▼

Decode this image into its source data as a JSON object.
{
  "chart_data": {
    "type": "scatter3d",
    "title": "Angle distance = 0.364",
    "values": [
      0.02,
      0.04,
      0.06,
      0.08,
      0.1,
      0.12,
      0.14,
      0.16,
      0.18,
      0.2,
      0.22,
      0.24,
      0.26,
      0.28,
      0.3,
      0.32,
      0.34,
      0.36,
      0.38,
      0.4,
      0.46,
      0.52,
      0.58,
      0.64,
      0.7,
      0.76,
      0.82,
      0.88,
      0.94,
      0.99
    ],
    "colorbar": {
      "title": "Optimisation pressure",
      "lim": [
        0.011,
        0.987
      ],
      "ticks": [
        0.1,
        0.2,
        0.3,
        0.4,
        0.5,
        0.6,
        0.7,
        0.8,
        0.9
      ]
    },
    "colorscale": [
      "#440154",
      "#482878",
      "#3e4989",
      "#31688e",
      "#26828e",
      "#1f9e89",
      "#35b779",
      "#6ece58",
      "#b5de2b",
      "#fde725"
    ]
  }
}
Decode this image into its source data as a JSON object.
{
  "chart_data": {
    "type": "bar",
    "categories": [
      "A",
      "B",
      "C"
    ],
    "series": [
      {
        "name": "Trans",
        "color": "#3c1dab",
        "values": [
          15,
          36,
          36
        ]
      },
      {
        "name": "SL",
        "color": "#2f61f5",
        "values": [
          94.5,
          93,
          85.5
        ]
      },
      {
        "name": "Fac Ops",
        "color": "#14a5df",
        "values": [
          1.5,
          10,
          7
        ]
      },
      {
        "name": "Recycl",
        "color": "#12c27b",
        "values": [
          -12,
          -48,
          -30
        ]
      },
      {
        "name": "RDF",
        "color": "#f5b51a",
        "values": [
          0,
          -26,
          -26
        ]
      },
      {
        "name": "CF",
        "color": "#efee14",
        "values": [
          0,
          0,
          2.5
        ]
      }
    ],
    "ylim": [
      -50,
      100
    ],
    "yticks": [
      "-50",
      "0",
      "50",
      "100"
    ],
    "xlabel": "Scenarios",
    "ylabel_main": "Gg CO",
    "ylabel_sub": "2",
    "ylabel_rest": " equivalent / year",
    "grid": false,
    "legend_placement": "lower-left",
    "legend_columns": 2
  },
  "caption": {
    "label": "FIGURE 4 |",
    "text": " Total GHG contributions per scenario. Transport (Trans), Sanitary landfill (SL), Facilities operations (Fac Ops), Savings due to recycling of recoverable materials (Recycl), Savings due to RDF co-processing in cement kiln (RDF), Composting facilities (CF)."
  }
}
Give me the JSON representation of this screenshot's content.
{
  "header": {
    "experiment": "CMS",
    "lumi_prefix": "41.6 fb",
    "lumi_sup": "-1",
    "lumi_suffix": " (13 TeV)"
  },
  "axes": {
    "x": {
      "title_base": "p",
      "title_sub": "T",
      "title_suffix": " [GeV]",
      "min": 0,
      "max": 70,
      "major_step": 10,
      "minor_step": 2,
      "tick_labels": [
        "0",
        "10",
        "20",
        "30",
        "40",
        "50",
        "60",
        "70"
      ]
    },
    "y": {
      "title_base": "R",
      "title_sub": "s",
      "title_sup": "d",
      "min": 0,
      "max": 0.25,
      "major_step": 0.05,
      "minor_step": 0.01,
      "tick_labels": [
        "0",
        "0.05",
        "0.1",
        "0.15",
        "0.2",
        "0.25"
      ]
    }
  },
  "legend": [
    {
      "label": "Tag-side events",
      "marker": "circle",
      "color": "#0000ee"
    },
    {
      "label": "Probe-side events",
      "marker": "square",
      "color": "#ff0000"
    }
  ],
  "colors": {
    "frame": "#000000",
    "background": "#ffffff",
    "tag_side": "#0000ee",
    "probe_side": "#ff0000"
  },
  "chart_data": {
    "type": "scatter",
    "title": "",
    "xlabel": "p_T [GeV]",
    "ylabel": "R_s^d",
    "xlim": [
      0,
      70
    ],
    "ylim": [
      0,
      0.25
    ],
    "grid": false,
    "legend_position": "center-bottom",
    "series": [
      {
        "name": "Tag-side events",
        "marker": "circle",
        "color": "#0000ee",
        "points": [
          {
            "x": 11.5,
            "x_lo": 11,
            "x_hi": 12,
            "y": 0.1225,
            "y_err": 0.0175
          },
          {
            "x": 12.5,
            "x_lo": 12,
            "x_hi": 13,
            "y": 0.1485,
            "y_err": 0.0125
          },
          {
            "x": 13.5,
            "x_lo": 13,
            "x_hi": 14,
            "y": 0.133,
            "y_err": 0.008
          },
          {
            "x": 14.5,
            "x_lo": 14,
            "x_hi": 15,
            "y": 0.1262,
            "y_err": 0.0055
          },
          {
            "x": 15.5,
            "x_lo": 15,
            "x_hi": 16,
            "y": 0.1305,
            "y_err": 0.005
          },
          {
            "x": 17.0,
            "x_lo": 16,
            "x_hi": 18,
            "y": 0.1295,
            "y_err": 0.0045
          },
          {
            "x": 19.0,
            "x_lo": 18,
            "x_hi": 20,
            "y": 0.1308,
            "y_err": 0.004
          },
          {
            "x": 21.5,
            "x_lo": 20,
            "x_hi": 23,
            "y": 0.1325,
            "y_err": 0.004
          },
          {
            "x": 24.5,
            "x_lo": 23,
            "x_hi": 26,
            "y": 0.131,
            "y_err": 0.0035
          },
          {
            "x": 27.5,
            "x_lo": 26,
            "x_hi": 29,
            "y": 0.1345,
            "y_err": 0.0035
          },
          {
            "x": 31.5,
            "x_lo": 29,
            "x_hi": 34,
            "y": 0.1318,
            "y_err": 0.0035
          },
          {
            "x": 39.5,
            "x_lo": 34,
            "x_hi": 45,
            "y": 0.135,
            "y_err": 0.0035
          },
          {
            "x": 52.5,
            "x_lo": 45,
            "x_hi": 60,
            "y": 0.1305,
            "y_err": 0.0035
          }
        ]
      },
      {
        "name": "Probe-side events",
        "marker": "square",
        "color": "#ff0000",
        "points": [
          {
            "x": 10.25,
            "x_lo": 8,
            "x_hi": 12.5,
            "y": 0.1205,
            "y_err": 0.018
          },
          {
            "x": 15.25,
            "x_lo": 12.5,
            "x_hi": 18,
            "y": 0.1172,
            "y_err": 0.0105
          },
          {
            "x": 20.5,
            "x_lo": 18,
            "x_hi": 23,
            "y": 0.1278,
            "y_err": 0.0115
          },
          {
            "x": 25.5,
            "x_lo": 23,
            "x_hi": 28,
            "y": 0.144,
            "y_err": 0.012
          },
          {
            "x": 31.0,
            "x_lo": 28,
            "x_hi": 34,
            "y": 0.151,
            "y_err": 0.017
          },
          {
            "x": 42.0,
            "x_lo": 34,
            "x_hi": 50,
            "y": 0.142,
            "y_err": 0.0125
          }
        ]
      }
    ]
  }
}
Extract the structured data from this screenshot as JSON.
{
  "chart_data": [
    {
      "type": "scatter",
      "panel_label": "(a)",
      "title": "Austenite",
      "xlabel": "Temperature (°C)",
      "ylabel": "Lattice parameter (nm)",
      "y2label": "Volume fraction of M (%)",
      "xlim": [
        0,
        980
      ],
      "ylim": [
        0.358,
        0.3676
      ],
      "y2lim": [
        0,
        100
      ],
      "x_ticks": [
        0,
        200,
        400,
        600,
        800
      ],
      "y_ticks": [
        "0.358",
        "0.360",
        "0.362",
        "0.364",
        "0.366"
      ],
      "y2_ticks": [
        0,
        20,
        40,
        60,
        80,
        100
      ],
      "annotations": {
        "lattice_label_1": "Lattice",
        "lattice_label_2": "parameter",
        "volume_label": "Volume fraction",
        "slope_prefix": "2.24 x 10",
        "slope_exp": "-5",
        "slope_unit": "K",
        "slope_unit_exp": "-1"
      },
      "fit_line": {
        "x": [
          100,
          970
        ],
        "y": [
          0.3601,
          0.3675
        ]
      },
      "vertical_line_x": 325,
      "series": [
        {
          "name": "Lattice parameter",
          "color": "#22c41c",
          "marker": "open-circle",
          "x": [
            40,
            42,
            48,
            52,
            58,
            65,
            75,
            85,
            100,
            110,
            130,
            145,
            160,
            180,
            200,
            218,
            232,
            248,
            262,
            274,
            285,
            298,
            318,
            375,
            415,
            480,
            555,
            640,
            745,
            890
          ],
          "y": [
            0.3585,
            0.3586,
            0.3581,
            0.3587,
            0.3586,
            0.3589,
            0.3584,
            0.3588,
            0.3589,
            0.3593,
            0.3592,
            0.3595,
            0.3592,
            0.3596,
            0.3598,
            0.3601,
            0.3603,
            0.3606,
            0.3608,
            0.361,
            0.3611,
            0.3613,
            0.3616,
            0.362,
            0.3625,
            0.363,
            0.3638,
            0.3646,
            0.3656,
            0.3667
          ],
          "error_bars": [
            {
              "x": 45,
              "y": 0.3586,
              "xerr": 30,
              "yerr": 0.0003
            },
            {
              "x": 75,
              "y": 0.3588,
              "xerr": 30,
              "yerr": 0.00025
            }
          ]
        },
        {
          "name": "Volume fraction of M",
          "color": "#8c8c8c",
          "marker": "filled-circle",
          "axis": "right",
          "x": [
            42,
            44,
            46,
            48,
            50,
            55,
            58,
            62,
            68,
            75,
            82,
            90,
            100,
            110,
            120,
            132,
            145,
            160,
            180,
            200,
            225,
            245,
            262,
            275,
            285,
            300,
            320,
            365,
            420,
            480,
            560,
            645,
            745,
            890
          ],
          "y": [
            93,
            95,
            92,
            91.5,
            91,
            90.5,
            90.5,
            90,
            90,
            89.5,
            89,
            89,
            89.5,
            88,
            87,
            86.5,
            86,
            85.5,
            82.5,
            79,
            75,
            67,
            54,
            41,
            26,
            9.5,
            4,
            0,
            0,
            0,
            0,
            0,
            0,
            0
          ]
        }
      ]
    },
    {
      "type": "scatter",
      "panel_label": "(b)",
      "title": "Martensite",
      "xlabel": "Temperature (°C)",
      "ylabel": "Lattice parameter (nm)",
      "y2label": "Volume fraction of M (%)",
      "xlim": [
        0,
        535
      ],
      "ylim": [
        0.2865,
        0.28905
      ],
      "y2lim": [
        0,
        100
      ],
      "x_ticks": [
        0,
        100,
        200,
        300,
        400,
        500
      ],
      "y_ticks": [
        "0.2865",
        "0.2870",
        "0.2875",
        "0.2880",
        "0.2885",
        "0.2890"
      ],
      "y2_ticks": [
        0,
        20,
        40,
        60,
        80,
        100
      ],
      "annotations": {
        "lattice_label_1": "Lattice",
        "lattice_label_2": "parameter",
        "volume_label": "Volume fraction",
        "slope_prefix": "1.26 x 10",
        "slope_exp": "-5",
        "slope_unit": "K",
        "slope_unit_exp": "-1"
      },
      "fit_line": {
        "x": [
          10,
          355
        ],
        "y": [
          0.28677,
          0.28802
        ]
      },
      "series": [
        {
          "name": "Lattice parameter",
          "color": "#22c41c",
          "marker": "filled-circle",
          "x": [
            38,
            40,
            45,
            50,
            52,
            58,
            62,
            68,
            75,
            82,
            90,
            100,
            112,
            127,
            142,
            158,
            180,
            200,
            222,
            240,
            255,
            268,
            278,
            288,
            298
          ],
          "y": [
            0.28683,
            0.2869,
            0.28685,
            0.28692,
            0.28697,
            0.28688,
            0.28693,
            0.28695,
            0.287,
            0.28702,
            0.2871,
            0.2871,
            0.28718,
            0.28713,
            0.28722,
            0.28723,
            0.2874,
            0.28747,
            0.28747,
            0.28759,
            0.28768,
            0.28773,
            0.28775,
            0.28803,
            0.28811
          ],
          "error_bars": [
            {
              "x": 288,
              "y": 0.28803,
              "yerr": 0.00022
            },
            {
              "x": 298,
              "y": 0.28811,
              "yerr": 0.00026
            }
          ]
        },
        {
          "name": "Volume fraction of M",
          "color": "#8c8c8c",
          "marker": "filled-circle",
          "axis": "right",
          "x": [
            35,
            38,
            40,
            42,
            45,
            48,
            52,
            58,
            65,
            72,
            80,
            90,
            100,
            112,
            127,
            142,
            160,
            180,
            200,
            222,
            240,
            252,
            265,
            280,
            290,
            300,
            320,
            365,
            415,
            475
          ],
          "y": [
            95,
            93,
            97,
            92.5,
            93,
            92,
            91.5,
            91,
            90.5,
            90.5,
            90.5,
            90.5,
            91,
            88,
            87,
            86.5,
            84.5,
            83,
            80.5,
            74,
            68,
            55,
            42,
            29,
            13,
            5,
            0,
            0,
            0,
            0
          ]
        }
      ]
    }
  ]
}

▲

◆ **What is required**:
Check each line of the entries above for the word "yerr". List the ones that have it.

◆ **Solution to the exercise**:
              "yerr": 0.0003
              "yerr": 0.00025
              "yerr": 0.00022
              "yerr": 0.00026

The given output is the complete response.